• _Given task_
Look over the lines below. Report each one that includes the string "HEREBY".

Start of Provided material

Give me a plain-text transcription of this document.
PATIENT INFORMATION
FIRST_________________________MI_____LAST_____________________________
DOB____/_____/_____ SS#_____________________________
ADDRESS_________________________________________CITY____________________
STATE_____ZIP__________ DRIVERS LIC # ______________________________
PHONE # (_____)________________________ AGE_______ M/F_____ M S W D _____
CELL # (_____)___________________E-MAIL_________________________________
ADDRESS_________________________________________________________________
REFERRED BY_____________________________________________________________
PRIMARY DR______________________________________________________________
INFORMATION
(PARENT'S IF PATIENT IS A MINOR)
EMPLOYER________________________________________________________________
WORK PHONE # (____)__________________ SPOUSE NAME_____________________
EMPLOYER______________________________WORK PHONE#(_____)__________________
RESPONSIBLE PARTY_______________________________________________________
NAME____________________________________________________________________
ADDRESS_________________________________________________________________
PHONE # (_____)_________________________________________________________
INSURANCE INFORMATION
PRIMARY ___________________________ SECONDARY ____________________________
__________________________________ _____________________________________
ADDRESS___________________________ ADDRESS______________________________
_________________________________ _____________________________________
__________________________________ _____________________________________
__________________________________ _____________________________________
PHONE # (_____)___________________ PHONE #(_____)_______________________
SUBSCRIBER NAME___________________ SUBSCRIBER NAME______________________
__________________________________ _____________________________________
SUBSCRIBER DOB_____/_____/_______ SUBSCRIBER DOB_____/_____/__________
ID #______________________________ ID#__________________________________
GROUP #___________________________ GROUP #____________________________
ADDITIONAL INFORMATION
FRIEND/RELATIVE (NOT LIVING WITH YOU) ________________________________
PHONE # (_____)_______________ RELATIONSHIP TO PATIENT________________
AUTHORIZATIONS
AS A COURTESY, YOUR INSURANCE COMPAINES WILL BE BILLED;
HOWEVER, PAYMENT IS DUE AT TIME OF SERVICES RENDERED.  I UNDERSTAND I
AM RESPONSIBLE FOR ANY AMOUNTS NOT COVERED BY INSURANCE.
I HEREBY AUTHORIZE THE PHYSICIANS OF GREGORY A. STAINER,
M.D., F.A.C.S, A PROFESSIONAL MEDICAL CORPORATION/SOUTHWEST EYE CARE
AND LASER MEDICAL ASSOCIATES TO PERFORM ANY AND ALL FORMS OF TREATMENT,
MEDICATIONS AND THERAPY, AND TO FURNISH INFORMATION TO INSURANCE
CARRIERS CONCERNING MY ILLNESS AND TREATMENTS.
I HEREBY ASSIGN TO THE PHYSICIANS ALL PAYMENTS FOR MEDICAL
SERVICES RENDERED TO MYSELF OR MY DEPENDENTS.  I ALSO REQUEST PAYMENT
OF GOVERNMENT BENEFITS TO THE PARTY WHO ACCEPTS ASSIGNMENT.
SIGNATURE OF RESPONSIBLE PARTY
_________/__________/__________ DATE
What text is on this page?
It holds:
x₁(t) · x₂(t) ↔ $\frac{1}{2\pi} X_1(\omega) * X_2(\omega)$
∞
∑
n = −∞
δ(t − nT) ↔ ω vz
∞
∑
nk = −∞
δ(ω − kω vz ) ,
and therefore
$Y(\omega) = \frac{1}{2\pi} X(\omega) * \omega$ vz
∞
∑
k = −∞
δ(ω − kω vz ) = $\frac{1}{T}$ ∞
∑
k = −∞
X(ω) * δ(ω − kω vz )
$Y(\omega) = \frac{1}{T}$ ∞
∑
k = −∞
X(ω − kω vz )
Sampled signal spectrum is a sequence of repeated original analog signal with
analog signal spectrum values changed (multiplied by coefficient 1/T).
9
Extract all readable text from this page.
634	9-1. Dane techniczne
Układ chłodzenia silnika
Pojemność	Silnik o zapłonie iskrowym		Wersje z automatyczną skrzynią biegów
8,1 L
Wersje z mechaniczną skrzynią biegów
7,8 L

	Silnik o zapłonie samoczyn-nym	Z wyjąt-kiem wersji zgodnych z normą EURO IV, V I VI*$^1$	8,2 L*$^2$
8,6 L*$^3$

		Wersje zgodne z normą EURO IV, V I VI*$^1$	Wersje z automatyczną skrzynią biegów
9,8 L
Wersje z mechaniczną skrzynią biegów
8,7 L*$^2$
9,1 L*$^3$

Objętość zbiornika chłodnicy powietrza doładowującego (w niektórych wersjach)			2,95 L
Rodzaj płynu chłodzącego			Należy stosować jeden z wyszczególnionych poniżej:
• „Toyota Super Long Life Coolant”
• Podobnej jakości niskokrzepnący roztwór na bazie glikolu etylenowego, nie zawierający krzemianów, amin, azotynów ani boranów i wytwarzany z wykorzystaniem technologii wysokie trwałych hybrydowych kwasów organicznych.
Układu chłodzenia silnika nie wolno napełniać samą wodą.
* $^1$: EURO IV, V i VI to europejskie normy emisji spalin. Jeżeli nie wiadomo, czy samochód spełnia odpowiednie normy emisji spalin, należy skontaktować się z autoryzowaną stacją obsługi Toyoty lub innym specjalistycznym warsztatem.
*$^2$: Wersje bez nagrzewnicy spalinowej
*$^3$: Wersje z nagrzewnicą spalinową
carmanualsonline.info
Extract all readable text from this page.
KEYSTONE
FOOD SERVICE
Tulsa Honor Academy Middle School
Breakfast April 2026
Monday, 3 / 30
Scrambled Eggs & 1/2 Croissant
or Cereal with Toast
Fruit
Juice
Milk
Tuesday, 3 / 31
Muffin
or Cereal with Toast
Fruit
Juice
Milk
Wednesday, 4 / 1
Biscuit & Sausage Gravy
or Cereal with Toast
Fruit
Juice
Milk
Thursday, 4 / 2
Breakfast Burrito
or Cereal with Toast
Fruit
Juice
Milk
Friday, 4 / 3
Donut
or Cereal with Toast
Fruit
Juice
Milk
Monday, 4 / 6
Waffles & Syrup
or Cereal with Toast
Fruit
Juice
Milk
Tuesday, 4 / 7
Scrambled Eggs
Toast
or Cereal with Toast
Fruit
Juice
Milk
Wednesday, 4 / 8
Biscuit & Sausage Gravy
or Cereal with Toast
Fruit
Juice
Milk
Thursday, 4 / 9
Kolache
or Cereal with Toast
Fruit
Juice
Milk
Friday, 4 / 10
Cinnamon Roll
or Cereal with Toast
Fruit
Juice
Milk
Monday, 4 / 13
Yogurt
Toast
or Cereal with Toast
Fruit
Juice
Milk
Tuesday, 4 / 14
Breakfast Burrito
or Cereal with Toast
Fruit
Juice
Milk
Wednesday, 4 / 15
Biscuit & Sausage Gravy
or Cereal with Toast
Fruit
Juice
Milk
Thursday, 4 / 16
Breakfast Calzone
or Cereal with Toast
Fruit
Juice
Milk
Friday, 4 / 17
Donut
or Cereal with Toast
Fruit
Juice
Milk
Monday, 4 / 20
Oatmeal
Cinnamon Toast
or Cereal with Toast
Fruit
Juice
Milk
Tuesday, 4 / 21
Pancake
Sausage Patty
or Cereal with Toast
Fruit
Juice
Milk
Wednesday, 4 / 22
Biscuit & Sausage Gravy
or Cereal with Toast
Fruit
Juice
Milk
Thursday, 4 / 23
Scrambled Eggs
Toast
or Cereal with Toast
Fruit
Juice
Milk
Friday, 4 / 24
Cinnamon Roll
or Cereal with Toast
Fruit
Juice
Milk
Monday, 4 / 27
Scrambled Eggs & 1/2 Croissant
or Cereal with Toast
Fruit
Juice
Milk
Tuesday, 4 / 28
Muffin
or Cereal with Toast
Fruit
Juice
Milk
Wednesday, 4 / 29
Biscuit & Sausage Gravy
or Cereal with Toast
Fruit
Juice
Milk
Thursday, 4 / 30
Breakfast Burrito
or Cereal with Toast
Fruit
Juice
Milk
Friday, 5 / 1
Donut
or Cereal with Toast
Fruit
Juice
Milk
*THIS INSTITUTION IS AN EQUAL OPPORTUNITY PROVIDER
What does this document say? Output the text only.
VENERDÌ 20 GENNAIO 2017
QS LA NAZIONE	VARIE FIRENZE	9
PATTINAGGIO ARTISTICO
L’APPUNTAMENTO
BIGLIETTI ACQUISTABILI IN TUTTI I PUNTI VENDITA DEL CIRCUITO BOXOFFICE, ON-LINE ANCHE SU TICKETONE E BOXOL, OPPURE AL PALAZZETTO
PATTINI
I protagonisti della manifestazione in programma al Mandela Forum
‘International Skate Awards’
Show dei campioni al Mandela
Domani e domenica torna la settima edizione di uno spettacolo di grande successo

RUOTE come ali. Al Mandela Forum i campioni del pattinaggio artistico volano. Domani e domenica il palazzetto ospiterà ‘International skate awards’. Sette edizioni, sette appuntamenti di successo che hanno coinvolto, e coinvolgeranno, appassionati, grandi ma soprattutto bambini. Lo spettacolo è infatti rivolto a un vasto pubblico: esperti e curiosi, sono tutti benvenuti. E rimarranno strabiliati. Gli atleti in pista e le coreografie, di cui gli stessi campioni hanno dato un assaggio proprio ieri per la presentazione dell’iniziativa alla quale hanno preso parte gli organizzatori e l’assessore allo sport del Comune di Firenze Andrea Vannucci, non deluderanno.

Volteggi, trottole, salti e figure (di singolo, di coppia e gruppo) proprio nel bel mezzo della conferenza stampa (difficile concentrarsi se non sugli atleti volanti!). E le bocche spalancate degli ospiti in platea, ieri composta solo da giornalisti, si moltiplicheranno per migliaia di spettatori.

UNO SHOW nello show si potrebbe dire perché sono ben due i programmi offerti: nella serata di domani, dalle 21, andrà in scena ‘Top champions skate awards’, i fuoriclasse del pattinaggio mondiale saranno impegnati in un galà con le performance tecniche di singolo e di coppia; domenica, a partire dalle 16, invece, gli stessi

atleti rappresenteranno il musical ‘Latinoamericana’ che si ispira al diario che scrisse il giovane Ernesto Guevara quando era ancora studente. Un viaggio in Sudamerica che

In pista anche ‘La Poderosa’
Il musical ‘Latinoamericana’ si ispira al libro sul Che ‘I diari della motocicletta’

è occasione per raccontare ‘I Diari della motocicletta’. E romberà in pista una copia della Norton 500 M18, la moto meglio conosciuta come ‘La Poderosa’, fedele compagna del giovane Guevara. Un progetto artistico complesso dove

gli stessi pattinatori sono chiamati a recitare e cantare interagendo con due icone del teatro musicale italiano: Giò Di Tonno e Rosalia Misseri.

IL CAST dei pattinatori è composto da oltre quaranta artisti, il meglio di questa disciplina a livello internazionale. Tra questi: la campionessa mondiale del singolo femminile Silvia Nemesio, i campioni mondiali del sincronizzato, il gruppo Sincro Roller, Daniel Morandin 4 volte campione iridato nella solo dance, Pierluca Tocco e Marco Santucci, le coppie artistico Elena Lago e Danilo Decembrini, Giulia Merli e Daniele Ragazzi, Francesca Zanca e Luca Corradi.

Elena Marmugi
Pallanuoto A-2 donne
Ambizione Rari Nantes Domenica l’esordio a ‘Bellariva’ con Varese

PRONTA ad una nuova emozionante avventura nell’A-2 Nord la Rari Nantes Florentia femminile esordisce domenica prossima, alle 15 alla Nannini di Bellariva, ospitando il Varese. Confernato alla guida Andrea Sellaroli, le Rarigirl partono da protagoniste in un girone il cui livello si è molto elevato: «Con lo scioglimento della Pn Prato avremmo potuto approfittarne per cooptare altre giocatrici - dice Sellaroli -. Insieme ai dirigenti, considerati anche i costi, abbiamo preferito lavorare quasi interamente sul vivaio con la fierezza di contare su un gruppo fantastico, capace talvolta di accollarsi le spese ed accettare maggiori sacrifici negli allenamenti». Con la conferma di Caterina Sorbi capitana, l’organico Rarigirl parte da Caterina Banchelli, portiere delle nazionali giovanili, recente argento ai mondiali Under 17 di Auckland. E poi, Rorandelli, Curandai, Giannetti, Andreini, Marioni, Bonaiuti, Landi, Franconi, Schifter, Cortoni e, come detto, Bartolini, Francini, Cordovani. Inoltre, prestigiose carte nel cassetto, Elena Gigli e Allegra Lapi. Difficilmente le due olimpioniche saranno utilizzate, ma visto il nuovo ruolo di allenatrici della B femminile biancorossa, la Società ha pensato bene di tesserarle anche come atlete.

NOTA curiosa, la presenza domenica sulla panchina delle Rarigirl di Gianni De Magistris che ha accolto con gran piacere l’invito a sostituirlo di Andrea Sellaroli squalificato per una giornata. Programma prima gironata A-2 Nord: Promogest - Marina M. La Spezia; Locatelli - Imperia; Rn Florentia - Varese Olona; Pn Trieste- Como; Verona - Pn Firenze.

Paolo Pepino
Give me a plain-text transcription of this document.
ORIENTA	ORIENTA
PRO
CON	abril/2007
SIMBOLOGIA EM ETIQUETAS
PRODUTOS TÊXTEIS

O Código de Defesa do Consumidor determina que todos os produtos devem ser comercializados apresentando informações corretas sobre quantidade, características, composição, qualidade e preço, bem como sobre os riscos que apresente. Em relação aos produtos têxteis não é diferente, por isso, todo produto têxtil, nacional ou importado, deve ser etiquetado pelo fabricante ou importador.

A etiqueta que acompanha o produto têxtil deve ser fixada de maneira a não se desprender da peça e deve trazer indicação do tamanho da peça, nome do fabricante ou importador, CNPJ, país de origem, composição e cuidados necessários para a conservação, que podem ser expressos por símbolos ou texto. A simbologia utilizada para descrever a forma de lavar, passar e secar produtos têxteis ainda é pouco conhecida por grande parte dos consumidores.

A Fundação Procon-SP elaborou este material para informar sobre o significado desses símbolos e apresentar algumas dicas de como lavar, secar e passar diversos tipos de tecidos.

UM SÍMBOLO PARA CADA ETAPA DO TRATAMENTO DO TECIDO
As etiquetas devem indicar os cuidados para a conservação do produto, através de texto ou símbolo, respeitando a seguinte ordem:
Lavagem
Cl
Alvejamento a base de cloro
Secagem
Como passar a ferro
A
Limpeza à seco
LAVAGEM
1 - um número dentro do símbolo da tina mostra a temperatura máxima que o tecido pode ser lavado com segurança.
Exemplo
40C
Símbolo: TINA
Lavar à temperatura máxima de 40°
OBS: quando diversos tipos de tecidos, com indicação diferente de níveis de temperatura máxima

End of Provided material

• _Result of the task_
I HEREBY AUTHORIZE THE PHYSICIANS OF GREGORY A. STAINER,
I HEREBY ASSIGN TO THE PHYSICIANS ALL PAYMENTS FOR MEDICAL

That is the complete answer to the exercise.